Problems to work on »
A: Reproduce the stretch of the Noida Media Club text from "Social Contribution" through "a better city.", word for word.
B: Write the next part of the Noida Media Club text, picking up after its final sentence.

Page text »
Noida Media Club (NMC) is a social organization of journalists from Noida and across Delhi-NCR in India. Pankaj Parashar was elected President in 2018. The organization's motto संगच्छध्वं संवदध्वं is taken from the Rigveda. The meaning of the motto is "We all go together, speak together, let our minds be one".

Social Contribution 
The objective of the organization is to protect the social, economic and professional rights of journalists. The institution is making efforts to strengthen the professional skills of journalists working in Noida and Delhi-NCR and want to play an active role in making Noida a better city.

Free Speech Magazine
The Free Speech Magazine is the bilingual (Hindi and English) mouthpiece of NMC. A half early publication of the organization and contains articles from various fraternities such as journalists, peace makers, businessmen, civil servants, politicians and social workers.

The first edition of the magazine was released by Harivansh Narayan Singh, the Deputy Chairman of Rajya Sabha on 2 October 2019 on the occasion 150th birthday anniversary of Mahatma Gandhi.

Extracted entries »

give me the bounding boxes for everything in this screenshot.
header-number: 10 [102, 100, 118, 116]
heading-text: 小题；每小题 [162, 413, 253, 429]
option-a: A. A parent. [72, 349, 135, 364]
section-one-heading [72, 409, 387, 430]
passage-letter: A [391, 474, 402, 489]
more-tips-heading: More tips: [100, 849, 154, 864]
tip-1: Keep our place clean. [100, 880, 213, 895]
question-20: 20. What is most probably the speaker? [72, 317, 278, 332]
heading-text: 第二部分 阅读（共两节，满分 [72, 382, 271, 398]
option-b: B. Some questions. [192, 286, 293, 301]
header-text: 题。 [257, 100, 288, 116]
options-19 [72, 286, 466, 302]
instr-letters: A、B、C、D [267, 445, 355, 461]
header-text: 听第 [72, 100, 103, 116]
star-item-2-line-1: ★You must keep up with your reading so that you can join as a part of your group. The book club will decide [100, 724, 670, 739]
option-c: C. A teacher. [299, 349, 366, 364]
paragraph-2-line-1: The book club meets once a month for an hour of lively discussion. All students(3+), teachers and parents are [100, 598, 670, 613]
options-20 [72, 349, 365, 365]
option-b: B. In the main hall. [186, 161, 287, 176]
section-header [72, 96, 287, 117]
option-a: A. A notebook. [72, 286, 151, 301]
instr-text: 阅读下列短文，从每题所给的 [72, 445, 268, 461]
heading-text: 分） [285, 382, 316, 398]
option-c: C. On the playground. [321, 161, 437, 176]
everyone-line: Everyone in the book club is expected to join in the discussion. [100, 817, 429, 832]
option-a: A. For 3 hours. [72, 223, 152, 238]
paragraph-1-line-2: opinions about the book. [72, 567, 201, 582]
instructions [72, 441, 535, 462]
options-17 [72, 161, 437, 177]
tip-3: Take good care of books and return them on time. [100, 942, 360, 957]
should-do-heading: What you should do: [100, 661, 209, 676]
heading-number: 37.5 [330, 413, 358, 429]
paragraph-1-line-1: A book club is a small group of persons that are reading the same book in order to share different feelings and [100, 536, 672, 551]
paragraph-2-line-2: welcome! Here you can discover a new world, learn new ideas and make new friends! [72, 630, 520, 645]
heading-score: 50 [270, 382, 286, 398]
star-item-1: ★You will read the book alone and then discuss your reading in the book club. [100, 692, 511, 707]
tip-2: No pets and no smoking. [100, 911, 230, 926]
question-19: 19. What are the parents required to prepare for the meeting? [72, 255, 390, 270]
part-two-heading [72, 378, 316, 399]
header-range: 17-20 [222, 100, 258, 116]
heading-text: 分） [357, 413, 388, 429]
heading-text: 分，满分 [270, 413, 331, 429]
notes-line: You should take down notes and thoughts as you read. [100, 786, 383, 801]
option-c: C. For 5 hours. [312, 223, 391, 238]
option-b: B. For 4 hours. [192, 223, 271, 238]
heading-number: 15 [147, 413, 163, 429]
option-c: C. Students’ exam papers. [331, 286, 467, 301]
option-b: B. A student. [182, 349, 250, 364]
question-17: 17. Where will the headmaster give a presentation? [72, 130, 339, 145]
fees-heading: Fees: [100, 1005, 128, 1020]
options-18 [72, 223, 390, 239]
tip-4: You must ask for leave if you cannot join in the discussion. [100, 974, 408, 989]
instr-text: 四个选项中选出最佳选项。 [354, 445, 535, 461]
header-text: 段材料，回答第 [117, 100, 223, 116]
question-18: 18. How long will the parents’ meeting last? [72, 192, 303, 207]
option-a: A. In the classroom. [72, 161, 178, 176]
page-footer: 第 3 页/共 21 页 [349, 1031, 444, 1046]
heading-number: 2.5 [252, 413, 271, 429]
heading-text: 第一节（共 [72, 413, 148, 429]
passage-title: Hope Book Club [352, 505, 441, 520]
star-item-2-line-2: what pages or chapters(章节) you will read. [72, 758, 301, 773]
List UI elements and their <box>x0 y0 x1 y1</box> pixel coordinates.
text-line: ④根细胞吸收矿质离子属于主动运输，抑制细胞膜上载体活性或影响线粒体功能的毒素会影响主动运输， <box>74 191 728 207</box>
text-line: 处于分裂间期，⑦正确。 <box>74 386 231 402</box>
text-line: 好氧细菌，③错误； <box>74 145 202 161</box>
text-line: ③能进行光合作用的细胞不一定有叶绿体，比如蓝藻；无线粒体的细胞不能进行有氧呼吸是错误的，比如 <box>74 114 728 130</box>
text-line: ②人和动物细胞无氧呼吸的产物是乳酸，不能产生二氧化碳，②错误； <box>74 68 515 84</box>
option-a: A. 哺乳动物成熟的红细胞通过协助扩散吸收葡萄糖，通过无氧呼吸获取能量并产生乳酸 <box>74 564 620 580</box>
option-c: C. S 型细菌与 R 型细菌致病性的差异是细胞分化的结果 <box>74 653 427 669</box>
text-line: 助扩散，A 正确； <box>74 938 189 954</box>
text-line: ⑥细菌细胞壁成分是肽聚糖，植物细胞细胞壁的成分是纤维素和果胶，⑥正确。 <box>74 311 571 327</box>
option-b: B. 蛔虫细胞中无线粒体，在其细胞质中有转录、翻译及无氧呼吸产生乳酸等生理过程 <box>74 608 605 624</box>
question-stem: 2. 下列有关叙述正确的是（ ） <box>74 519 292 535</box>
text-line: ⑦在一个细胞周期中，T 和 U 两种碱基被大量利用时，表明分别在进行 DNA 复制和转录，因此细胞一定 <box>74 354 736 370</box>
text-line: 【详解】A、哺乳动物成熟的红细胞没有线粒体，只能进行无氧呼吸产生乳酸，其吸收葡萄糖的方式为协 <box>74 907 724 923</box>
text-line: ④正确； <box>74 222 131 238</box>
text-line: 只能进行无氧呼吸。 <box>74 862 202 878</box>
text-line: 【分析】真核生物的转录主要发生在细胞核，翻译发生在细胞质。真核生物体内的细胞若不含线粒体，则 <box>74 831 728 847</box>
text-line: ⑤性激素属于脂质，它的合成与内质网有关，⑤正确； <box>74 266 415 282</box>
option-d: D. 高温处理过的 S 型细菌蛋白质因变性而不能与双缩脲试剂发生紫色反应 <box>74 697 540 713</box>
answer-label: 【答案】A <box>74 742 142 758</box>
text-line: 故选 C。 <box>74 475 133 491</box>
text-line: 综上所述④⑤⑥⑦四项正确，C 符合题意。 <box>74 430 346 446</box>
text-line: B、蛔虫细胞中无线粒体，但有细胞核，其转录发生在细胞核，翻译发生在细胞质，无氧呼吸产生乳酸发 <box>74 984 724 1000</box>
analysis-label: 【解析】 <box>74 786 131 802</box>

Results for the exercise »
A:
Social Contribution 
The objective of the organization is to protect the social, economic and professional rights of journalists. The institution is making efforts to strengthen the professional skills of journalists working in Noida and Delhi-NCR and want to play an active role in making Noida a better city.

B:
Free Speech Award 
NMC established the Free Speech Award to recognise journalists whom the organisation considers are contributing outstanding efforts in journalism. Awarded annually, the award has two categories - journalists and photo journalists - with Gold, Silver and Bronze given in each.

Journalist's Memorial 
NMC is constructing a national memorial dedicated to journalists who lost their lives in line of duty during the COVID-19 pandemic. The foundation stone of the memorial has been laid on January 2, 2022. Names of more than 500 such journalists, including those from print and video, will be inscribed on memorial pillars at the site located in Sector 72 of Noida.